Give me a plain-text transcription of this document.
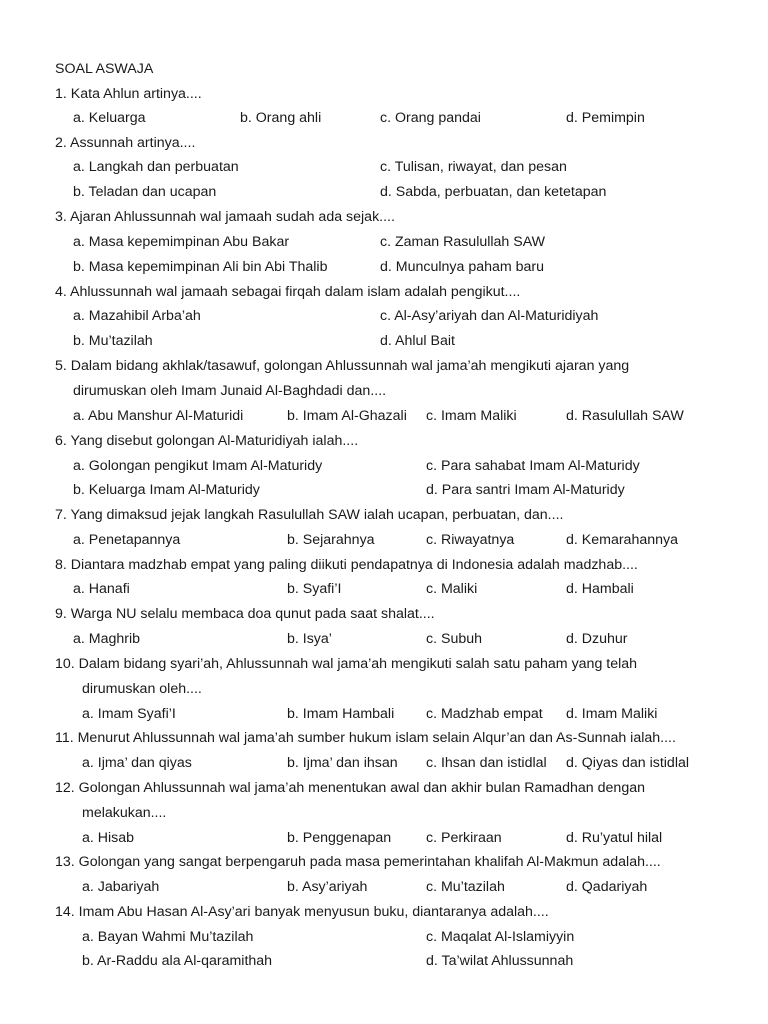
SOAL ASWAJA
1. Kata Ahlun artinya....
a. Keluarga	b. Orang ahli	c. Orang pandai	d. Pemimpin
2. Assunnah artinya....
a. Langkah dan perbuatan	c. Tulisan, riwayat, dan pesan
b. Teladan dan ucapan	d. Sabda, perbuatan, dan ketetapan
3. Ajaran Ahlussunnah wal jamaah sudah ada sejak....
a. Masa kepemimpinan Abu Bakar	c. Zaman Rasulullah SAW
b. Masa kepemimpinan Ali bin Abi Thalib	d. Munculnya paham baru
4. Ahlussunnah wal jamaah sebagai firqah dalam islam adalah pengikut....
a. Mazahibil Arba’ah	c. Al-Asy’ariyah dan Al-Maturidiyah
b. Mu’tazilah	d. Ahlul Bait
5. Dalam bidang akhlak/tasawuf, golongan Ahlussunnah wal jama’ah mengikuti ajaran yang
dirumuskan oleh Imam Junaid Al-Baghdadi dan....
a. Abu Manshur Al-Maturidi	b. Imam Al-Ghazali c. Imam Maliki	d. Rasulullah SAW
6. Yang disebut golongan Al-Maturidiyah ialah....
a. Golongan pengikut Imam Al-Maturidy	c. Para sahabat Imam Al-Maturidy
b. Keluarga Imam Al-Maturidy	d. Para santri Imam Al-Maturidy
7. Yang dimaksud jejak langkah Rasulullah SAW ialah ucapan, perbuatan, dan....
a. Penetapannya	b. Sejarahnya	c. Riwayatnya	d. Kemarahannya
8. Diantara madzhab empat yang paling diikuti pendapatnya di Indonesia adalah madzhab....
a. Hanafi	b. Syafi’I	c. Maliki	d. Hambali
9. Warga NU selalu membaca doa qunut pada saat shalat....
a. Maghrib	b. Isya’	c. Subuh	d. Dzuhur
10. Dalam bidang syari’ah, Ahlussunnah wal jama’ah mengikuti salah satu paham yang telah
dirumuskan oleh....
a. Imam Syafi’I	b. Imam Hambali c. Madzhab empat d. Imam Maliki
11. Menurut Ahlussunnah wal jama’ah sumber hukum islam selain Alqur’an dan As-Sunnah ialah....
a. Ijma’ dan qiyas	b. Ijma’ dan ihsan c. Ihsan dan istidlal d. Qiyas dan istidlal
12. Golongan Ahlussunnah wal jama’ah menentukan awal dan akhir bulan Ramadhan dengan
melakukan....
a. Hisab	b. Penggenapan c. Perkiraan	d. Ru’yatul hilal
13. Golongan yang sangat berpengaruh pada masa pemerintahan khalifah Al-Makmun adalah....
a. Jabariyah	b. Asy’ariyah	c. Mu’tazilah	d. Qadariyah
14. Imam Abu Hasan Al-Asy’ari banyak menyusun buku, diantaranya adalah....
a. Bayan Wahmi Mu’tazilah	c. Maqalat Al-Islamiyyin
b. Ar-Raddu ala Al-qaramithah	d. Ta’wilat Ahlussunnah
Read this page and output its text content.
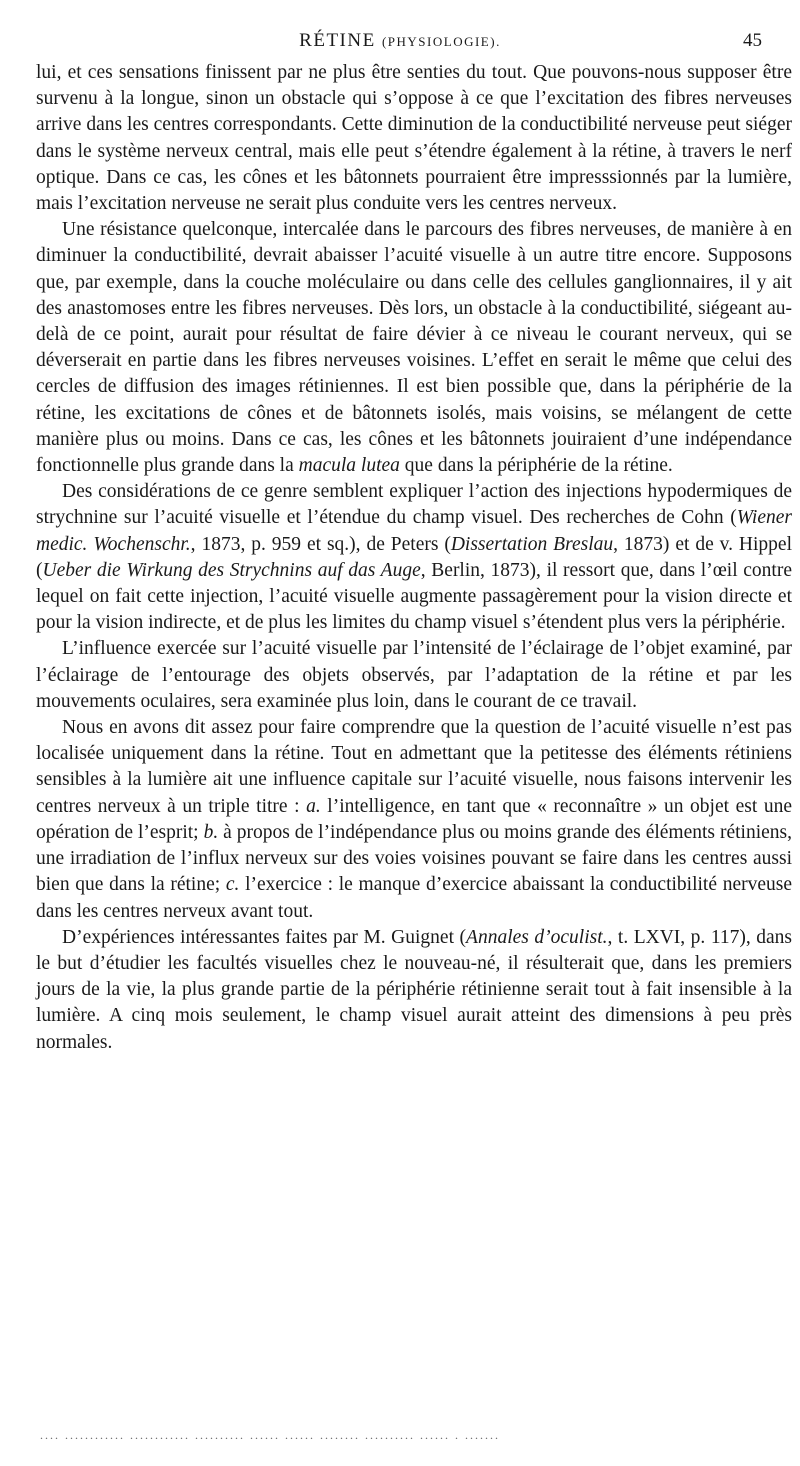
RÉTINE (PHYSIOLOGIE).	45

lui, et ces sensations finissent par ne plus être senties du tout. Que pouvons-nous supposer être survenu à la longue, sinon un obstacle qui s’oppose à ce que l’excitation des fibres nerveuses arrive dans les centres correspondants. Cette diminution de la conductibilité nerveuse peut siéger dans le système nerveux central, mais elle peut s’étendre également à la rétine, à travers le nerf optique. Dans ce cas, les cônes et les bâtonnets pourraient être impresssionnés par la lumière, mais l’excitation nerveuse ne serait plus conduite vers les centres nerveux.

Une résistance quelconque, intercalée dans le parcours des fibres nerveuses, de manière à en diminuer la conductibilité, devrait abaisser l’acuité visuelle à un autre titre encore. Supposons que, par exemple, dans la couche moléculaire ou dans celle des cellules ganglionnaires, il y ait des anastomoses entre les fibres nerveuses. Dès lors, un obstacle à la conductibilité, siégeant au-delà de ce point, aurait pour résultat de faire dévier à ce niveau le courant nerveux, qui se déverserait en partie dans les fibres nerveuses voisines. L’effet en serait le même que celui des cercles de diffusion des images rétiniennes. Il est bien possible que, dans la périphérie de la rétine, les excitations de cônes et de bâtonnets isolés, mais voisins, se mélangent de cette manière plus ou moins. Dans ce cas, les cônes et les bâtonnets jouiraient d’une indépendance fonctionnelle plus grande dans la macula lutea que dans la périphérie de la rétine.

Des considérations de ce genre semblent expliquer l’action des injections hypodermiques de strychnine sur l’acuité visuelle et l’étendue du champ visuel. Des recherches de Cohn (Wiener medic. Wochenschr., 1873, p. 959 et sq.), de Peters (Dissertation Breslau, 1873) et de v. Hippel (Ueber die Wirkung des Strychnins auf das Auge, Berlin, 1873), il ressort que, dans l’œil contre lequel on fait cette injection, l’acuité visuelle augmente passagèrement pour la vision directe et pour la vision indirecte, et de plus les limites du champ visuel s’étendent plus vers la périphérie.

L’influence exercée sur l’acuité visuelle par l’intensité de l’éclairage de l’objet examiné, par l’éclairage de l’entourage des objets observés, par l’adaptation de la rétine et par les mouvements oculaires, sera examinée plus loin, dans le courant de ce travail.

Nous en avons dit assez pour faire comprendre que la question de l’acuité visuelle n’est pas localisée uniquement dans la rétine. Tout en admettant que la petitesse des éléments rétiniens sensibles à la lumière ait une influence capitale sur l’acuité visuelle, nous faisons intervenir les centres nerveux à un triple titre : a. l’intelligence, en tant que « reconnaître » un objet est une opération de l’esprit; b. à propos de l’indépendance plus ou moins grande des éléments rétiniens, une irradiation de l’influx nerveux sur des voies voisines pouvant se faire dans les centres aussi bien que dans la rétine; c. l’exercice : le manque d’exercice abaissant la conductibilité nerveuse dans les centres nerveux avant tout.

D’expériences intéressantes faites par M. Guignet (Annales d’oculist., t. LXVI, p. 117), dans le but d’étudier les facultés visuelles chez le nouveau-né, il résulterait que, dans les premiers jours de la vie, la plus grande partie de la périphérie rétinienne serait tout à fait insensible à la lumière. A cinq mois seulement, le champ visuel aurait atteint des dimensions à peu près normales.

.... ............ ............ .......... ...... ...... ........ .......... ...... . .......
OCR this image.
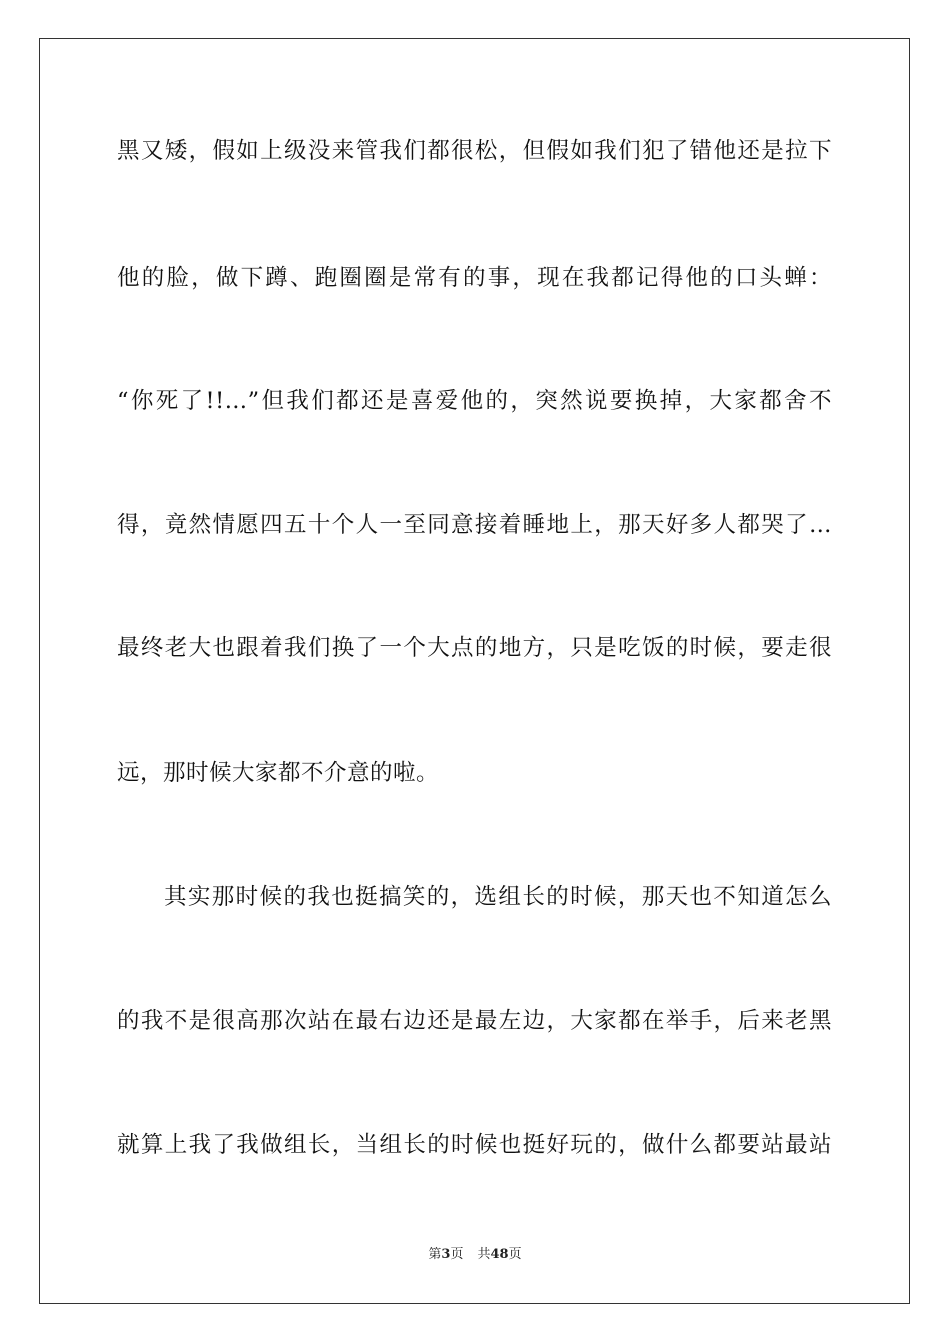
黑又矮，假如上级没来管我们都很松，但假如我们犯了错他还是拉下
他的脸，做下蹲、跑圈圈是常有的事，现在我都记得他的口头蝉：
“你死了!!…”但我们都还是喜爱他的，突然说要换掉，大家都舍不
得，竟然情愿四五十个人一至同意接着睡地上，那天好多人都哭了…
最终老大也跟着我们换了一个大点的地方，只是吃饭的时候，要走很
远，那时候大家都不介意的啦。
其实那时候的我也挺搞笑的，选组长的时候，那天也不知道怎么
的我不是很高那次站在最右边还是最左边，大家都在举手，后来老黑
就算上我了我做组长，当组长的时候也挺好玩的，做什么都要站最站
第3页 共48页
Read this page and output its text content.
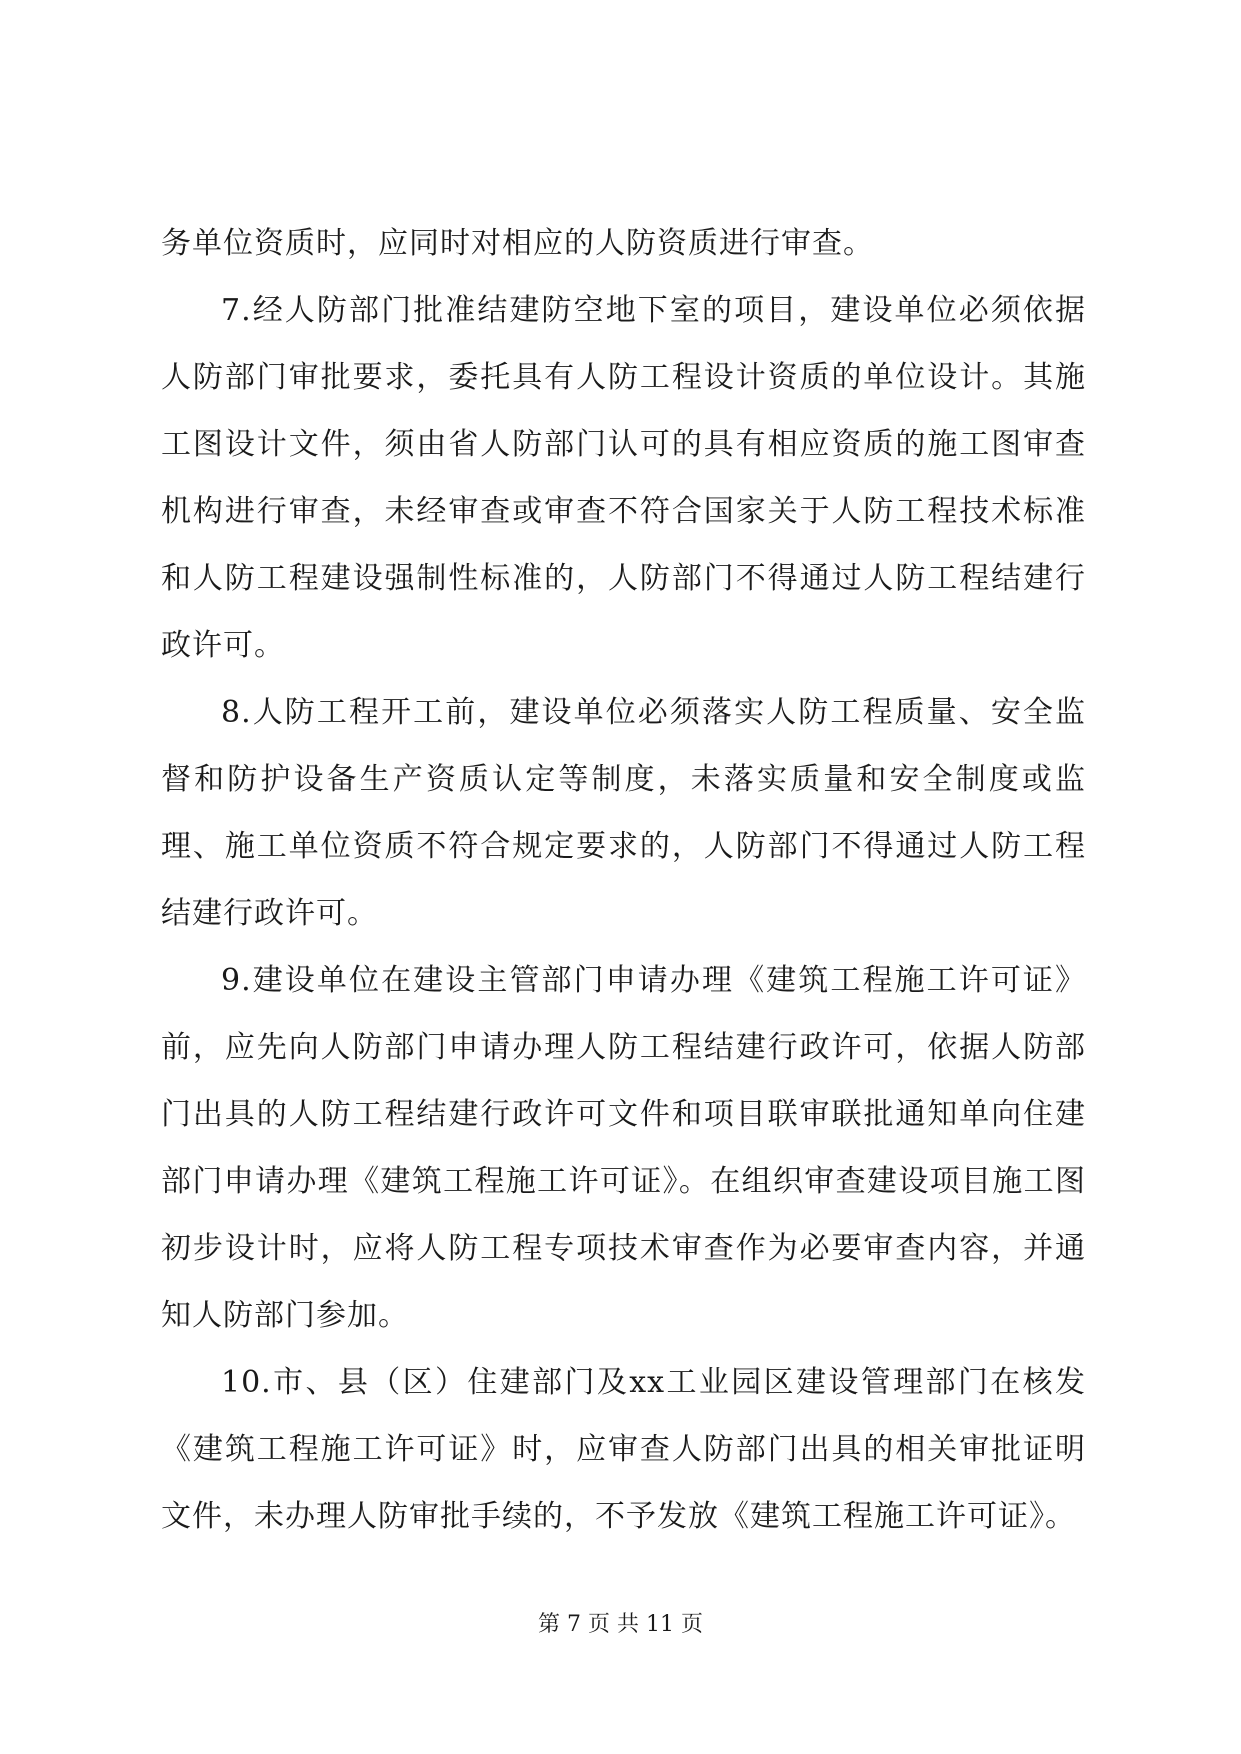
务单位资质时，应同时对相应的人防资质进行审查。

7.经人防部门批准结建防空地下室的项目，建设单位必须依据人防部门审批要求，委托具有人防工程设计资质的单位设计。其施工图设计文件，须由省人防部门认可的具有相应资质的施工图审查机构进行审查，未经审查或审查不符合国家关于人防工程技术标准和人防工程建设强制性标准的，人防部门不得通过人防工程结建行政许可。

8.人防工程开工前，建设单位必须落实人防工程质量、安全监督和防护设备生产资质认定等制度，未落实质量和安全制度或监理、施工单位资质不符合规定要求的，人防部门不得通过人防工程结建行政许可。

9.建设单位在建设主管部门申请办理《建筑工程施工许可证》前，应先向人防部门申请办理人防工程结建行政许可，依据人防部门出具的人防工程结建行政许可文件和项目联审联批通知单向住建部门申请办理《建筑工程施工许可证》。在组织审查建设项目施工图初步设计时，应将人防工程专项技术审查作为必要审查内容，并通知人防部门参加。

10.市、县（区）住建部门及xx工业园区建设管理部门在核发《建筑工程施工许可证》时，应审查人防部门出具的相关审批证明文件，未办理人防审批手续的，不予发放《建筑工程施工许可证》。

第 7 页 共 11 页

■ Problem to solve
How many lines in the entries contain the string "nerveux"? Answer with the number only.

■ Full output
3